_Text block_:
────────────────
Where do we get our rights?
"We hold these truths to be self-evident," the U.S. Declaration of Independence proclaims, "that all men are created equal, that they are endowed by their Creator with certain unalienable rights."
Question: Where do we get our rights?Answer: "We hold these truths to be self-evident," the U.S. Declaration of Independence proclaims, "that all men are created equal, that they are endowed by their Creator with certain unalienable rights."
Far be it from me to argue with the 230-year-old document that forms the basis of our government, but there are several problems with this line of reasoning. First, it's very difficult to find passages in the Bible and other sacred texts that describe unalienable
political rights. Second, an argument on religious grounds is unconvincing to those who do not share one's particular religious beliefs. Third, governments grounded in specific theological beliefs tend to violate unalienable rights. Fourth, human rights have been protected for a variety of other reasons that have nothing to do with religion. And fifth, most importantly, the idea of rights that stem from natural law gives nature more credit than it deserves.
────────────────
_Given request 1_: Print the entries from their first line through the line containing "table-cell: 5,755 (234, 307, 361, 344)", with both ends included, copying each line exactly.
The entries that follow have no connection to the passage on the source of rights.

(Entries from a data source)
────────────────
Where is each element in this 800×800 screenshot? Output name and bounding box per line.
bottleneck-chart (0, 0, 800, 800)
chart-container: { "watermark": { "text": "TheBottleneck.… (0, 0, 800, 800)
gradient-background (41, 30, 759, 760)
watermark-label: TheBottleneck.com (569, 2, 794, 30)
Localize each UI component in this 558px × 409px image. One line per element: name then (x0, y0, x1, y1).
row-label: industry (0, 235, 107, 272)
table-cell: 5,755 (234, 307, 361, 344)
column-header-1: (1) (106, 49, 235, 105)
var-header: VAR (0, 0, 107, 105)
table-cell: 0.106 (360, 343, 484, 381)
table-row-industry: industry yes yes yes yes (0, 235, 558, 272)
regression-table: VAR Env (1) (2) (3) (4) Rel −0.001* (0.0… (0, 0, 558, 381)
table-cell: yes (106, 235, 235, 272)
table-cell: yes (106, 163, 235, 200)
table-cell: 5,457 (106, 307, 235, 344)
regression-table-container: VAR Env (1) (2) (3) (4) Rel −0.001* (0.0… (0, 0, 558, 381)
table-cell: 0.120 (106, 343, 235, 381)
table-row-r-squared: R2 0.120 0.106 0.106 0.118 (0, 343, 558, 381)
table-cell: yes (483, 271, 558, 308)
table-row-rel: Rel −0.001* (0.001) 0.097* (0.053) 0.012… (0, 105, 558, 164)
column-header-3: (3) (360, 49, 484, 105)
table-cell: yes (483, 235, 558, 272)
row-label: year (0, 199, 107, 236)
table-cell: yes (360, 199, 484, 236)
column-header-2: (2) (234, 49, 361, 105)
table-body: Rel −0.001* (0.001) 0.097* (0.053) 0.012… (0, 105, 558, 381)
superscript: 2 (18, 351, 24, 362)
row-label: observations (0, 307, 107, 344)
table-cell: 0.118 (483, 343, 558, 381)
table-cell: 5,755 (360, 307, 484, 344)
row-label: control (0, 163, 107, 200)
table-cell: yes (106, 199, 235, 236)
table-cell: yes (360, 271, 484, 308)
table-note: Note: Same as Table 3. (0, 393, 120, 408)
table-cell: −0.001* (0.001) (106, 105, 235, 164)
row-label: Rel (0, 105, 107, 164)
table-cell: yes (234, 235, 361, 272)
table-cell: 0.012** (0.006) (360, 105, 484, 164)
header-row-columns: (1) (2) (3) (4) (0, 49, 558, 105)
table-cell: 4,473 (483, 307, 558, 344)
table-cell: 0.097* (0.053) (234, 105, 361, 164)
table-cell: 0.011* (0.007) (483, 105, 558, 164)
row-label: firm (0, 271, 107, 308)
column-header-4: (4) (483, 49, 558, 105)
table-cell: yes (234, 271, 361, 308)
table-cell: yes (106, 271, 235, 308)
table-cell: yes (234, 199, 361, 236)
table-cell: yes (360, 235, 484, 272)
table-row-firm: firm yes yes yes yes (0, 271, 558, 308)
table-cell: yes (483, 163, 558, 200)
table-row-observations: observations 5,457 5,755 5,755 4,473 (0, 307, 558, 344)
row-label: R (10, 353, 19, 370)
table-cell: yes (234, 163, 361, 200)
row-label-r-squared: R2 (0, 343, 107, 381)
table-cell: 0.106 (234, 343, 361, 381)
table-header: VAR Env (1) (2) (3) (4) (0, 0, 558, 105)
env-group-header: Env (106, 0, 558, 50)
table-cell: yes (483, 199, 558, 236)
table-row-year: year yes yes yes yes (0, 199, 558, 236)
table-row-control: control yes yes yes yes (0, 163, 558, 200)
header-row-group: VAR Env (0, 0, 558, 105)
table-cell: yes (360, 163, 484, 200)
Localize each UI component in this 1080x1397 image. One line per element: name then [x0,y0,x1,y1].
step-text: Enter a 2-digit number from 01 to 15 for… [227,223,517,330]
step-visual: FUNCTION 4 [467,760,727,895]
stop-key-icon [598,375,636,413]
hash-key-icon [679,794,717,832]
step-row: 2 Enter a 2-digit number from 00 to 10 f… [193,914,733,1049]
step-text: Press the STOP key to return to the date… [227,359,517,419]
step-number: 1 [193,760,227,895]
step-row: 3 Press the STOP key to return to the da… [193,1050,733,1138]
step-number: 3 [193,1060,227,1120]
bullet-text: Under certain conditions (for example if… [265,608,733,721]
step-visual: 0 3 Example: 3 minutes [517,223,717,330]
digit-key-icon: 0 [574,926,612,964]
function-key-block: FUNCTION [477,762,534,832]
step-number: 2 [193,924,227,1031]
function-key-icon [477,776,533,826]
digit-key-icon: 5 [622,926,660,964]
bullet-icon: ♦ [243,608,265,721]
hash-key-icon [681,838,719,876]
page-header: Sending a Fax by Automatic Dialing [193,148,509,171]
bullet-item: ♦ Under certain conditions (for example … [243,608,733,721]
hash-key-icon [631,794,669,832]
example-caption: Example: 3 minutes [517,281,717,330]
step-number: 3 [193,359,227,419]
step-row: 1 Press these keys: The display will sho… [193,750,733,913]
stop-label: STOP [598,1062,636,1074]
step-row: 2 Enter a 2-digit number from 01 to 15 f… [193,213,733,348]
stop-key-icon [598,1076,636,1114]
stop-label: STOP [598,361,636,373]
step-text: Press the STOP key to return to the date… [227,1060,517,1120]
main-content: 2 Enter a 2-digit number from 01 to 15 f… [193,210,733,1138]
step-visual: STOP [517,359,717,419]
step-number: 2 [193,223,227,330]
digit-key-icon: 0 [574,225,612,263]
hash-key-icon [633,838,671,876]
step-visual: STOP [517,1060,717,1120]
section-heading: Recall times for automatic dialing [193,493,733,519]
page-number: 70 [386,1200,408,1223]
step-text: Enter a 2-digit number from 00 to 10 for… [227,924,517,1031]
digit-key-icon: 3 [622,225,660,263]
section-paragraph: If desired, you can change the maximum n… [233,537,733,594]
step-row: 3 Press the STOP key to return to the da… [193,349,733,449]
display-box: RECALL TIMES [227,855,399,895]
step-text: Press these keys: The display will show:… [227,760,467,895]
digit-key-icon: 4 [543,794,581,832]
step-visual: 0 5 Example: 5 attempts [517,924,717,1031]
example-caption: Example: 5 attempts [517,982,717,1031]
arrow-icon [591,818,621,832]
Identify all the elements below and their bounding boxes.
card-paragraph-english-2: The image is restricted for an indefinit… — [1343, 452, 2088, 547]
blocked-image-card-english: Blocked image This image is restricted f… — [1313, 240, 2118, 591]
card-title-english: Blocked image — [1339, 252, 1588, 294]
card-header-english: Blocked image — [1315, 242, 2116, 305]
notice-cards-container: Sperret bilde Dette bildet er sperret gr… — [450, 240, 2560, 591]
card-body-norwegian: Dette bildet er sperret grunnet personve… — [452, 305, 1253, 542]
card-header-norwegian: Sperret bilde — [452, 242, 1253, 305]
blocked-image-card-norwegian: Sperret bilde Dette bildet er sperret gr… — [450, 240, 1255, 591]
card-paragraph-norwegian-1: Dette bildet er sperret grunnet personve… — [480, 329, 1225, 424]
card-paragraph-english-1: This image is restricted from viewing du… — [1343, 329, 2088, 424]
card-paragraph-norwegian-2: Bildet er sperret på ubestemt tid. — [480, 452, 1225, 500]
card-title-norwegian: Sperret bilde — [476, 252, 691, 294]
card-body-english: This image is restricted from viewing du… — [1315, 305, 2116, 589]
────────────────
_Given request 2_: Output the portion of the passage on the source of rights that opens with the words "Far be it from" and closes with "than it deserves.", reproducing it word for word.

_Complete response 1_:
Where is each element in this 800×800 screenshot? Output name and bounding box per line.
bottleneck-chart (0, 0, 800, 800)
chart-container: { "watermark": { "text": "TheBottleneck.… (0, 0, 800, 800)
gradient-background (41, 30, 759, 760)
watermark-label: TheBottleneck.com (569, 2, 794, 30)
Localize each UI component in this 558px × 409px image. One line per element: name then (x0, y0, x1, y1).
row-label: industry (0, 235, 107, 272)
table-cell: 5,755 (234, 307, 361, 344)

_Complete response 2_:
Far be it from me to argue with the 230-year-old document that forms the basis of our government, but there are several problems with this line of reasoning. First, it's very difficult to find passages in the Bible and other sacred texts that describe unalienable
political rights. Second, an argument on religious grounds is unconvincing to those who do not share one's particular religious beliefs. Third, governments grounded in specific theological beliefs tend to violate unalienable rights. Fourth, human rights have been protected for a variety of other reasons that have nothing to do with religion. And fifth, most importantly, the idea of rights that stem from natural law gives nature more credit than it deserves.